**Selected text**

Today Nels and Jasmine texted all day long about the “rock hunt” they were going to go on in her back yard. I’m taking so. much. texting (on his part especially) and so. much. heckling (by him, at me) – he just really wanted to make sure the date happened as planned. While Phoenix set off on foot to pay our garbage bill, Nels and I listened to music in the kitchen and cooked up a storm. We made Chinese cabbage salad, from-scratch sweet and sour chicken (using fresh pineapple!), pork and vegetable fried rice (again, all from scratch), black tea, and red velvet cake with cream cheese frosting (Nels elected to dye the frosting pink). I have one frying pan, and this was a fry-centric meal, so it took a while longer than I’d planned.

At six we were joined by my mom and fellow Tweep and friend Justin and we ate and talked well into the night. Amber and Jasmine joined us after the GHC Winter Art Gala and a shift at Casa Mia, respectively, and as promised took The Boy out. Nels was Excited Times One Hundred.

Treasure

This Little Light Of Mine

When they got home Amber asked to take pictures of our son with his favorites.

Loot / Lurve

I kind of love that he gathered up his “conch shell”, pyrite, and obsidian, leaving only the ignatius rock out. Awkward.

Nels and I have not been getting along. All my fault, seriously, but I can’t quite figure it out. Yet.

He’s been relating a pretty fabulous day to me, though. While peeling carrots (he’s very skilled at obtaining results but makes quite a mess, which he then cleans up assiduously) he said, “Do you know what I like about myself? That I have such good parents.” (I’m not fucking kidding!) He then went on, “You help me with things that are difficult, like tying shoes. You spend time with me and do interesting things with me.” Then he thought for a while and started naming things he’d observed other parents do, that he didn’t think were so fabulous. I kept mum through it all, I mean besides acknowledging I’d heard him. Because really? It’s his life, his experience.

At dinner he ate two huge helpings of the pork / veggie fried rice and shouted it was “Awesome!” Later he took a cup of it into the bathtub. According to Ralph, only two grains of rice were spilled.

So yeah, you know? This parenting thing is pretty okay lots of the time.

For my daughter, on her 9th birthday

Dear Phoenix Fire,

Today at 5:57 PM I’d just stepped outside the diner Forever The Oriole for data reception. I was acutely aware of your voice behind me at the counter, giggling delightedly with Grandma. I was thinking of you, of course, because you were born at precisely 5:56 PM nine years ago this evening, after a protracted and medically-interventionist labor of about eighteen (very rough) hours.

Obviously I loved you at first sight; I write “obviously” not because that’s the way it always goes but because I’ve directly told you this so many times I don’t need to tell it again. But I want to. I can still see your flushed skin and feel your softly fluttering heart. I can still remember how exactly you smelled because you smell the same way today!  I used to lie next to you in bed in those first days of knowing you and I’d tell you with a frank devastating simplicity, “There’s everyone else in the world, and then there’s you.” Your dad didn’t have everything I had for you, every bit of my fiber and bloodstream and physicality we shared, but he caught up fast. Who wouldn’t? You inspire love wherever you are.

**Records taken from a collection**
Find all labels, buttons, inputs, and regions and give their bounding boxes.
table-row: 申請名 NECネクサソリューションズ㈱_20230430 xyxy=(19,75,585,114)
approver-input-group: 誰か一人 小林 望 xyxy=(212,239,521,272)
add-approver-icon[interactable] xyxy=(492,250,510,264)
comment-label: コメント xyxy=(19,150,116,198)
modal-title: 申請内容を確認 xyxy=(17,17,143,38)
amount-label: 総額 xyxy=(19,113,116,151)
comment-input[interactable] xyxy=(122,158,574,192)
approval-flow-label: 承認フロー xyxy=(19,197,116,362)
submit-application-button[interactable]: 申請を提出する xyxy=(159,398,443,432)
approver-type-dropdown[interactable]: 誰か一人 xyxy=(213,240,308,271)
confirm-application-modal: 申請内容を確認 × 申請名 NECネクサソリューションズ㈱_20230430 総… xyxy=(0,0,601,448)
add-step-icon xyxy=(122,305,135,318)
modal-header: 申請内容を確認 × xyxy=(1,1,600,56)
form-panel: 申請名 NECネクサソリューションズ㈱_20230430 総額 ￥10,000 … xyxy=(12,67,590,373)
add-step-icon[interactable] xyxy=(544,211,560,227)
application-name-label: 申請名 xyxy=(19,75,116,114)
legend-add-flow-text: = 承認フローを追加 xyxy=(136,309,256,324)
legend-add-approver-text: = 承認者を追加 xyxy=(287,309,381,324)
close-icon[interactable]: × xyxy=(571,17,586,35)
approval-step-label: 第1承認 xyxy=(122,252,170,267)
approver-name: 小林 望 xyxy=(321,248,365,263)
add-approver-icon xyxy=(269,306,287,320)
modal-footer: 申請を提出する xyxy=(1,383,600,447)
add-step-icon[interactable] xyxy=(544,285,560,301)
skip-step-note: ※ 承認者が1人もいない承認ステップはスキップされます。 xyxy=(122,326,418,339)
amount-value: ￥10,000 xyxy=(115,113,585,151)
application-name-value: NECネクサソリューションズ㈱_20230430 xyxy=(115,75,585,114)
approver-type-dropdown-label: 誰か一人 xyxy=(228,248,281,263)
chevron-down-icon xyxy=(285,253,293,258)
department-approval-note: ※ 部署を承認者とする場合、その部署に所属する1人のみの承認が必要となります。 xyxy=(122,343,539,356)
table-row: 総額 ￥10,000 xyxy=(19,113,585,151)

**To do**
Reproduce the journal entry word for word, from "I kind of love" to "it out. Yet.".

**Written solution**
I kind of love that he gathered up his “conch shell”, pyrite, and obsidian, leaving only the ignatius rock out. Awkward.

Nels and I have not been getting along. All my fault, seriously, but I can’t quite figure it out. Yet.